(Dataset rows about figures)
========================

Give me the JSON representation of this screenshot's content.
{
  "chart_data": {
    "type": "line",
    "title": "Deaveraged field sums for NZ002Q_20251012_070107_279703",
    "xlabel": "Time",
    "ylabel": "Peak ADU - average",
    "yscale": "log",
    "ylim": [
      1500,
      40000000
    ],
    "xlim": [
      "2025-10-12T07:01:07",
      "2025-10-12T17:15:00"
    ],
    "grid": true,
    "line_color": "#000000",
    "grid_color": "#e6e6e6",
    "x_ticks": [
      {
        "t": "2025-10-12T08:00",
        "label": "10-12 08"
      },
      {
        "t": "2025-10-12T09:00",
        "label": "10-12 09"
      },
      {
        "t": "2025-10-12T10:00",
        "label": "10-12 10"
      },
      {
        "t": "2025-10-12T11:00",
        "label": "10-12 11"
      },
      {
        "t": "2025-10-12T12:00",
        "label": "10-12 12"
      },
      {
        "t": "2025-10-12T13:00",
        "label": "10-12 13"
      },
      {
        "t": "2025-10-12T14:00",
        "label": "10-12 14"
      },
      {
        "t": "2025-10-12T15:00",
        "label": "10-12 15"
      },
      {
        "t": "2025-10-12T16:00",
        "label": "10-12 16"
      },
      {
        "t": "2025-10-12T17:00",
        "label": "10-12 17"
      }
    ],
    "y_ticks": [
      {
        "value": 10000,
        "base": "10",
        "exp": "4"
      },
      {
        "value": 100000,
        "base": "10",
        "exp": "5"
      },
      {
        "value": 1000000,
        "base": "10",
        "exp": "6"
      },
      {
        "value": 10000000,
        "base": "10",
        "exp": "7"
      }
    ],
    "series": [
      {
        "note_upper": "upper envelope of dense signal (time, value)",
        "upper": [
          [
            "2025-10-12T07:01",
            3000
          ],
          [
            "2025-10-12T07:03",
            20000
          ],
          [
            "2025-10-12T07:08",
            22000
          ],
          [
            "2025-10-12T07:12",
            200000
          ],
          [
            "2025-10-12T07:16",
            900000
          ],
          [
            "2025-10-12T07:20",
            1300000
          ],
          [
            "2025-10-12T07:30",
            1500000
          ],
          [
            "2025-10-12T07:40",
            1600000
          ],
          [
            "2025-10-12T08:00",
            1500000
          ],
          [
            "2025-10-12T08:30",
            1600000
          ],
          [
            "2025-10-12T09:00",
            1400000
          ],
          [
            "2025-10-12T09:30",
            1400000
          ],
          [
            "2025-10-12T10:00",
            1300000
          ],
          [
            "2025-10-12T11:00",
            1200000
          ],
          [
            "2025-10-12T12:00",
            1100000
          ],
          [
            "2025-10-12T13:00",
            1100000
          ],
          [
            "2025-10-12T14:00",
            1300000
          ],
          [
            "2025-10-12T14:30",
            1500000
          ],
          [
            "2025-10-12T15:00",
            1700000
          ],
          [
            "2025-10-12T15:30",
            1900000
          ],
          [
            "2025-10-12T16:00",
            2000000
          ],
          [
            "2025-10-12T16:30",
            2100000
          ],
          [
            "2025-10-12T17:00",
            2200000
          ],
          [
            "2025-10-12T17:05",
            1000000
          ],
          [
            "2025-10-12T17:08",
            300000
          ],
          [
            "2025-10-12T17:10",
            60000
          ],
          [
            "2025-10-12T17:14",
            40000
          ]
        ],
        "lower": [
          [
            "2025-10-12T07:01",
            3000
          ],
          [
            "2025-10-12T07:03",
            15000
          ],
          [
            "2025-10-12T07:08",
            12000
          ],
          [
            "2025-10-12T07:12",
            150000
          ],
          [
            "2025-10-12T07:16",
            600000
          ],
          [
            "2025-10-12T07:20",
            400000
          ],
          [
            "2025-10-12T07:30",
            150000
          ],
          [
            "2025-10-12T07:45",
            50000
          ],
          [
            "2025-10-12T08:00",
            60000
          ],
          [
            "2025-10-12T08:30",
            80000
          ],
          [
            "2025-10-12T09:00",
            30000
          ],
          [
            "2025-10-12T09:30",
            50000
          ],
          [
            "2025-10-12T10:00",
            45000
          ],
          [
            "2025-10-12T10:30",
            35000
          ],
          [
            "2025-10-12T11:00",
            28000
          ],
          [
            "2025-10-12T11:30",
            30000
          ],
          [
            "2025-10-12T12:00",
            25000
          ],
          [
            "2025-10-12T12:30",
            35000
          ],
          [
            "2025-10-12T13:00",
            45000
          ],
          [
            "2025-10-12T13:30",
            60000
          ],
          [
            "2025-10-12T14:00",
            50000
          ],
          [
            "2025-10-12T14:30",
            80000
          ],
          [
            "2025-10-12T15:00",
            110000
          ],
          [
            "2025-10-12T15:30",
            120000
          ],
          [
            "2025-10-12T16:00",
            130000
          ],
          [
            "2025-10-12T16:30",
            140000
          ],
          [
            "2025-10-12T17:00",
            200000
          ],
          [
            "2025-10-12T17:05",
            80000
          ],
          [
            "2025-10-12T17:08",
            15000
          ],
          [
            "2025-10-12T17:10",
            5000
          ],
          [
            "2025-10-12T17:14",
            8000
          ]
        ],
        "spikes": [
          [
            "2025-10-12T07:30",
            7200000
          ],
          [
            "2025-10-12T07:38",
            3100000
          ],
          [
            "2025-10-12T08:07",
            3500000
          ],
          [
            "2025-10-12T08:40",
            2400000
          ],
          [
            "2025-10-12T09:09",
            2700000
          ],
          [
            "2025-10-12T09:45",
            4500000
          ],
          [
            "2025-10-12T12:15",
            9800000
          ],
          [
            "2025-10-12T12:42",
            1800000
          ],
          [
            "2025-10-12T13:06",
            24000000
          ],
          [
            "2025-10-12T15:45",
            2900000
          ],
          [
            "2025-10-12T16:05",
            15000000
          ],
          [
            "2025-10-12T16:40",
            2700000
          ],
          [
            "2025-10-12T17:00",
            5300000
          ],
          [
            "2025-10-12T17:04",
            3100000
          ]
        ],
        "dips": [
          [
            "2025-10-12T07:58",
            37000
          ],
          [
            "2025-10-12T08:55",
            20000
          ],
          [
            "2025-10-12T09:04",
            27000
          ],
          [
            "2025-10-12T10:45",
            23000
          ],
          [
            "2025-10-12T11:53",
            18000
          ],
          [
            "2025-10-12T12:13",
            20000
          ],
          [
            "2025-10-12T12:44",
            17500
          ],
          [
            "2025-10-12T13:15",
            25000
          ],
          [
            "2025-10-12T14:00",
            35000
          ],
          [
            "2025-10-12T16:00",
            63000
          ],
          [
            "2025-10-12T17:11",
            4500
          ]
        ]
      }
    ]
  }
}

========================

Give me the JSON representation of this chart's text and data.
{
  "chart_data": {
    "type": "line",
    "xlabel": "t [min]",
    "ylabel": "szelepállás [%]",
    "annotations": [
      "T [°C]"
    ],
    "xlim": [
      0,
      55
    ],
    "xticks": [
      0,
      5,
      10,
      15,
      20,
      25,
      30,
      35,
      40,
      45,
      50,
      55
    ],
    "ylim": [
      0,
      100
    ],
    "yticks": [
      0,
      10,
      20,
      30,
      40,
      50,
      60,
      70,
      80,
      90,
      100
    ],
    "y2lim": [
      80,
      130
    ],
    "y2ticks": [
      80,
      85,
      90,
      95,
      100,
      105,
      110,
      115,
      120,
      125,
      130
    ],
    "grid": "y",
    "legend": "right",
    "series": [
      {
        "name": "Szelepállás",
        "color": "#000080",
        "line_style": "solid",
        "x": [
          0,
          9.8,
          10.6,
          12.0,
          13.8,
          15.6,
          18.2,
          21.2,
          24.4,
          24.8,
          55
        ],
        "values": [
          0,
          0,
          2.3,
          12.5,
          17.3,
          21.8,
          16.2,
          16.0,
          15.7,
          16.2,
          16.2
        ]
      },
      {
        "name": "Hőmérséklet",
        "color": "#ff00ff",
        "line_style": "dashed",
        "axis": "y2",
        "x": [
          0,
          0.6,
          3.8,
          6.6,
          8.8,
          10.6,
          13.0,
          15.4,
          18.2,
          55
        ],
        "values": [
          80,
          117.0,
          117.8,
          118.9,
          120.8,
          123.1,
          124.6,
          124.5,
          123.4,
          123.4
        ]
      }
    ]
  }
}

========================

Instructions for the task -
Locate the word "representation" in the data above. Copy every line carrying it.

The output -
Give me the JSON representation of this screenshot's content.
Give me the JSON representation of this chart's text and data.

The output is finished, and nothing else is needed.